Read the lines that follow and pick out every one containing the word "know".
^^^^^^^^
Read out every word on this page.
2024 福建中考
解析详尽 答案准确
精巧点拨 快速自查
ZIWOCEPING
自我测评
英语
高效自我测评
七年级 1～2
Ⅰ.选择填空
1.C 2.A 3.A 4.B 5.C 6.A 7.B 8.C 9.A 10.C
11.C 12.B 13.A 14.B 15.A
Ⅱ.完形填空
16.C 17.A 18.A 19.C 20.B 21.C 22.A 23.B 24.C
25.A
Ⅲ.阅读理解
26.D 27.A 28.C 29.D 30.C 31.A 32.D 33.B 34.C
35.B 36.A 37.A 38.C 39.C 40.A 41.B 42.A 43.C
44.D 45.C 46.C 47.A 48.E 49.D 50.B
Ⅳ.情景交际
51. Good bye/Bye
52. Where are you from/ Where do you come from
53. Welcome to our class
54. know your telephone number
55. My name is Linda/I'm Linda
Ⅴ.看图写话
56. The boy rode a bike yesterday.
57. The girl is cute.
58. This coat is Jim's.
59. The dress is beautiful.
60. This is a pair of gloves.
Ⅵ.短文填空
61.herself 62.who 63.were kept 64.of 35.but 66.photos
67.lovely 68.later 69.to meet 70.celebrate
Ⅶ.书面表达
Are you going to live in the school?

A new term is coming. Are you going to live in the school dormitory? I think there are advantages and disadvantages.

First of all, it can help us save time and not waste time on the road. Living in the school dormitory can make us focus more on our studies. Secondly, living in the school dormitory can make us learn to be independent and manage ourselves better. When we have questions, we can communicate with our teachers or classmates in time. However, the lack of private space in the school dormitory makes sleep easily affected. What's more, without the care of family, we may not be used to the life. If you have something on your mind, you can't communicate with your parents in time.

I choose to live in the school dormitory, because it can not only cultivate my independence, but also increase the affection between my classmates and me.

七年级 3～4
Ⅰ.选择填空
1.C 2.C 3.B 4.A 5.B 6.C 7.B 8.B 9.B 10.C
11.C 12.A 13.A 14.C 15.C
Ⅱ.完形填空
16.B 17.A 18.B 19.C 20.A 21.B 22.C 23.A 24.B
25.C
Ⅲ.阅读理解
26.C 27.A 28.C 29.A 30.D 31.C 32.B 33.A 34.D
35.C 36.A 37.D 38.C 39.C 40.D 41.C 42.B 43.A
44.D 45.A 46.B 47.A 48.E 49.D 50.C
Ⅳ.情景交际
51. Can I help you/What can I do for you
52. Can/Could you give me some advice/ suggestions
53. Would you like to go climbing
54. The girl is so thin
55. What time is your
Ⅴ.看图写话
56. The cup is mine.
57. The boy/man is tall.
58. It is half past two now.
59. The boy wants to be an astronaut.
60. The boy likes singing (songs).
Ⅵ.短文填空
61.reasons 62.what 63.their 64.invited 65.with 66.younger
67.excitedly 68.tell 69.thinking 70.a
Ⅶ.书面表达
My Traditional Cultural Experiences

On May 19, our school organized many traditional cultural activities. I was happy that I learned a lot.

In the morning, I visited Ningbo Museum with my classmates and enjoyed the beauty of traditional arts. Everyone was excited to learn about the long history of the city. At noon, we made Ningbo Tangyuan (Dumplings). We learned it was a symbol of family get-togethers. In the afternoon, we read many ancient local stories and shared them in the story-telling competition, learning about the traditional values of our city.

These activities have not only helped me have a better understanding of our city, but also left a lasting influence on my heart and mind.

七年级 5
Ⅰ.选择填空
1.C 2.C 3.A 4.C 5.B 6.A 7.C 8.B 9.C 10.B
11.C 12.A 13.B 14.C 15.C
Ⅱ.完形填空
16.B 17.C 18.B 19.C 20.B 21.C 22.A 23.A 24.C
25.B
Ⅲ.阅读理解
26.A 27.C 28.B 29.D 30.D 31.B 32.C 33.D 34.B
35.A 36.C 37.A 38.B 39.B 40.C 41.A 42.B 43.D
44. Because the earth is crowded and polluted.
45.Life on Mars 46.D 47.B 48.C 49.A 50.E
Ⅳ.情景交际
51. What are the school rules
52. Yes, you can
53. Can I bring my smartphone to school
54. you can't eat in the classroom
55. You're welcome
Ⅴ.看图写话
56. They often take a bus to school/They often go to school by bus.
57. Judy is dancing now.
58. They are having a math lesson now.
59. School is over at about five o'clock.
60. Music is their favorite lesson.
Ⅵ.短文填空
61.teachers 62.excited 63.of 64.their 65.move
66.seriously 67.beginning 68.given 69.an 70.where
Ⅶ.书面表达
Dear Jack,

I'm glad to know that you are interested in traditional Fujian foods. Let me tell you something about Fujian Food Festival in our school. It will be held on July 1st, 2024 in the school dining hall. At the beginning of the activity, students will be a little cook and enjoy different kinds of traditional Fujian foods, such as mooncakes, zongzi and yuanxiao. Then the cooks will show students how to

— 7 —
^^^^^^^^
* **Task response**:
54. know your telephone number
I'm glad to know that you are interested in traditional Fujian foods. Let me tell you something about Fujian Food Festival in our school. It will be held on July 1st, 2024 in the school dining hall. At the beginning of the activity, students will be a little cook and enjoy different kinds of traditional Fujian foods, such as mooncakes, zongzi and yuanxiao. Then the cooks will show students how to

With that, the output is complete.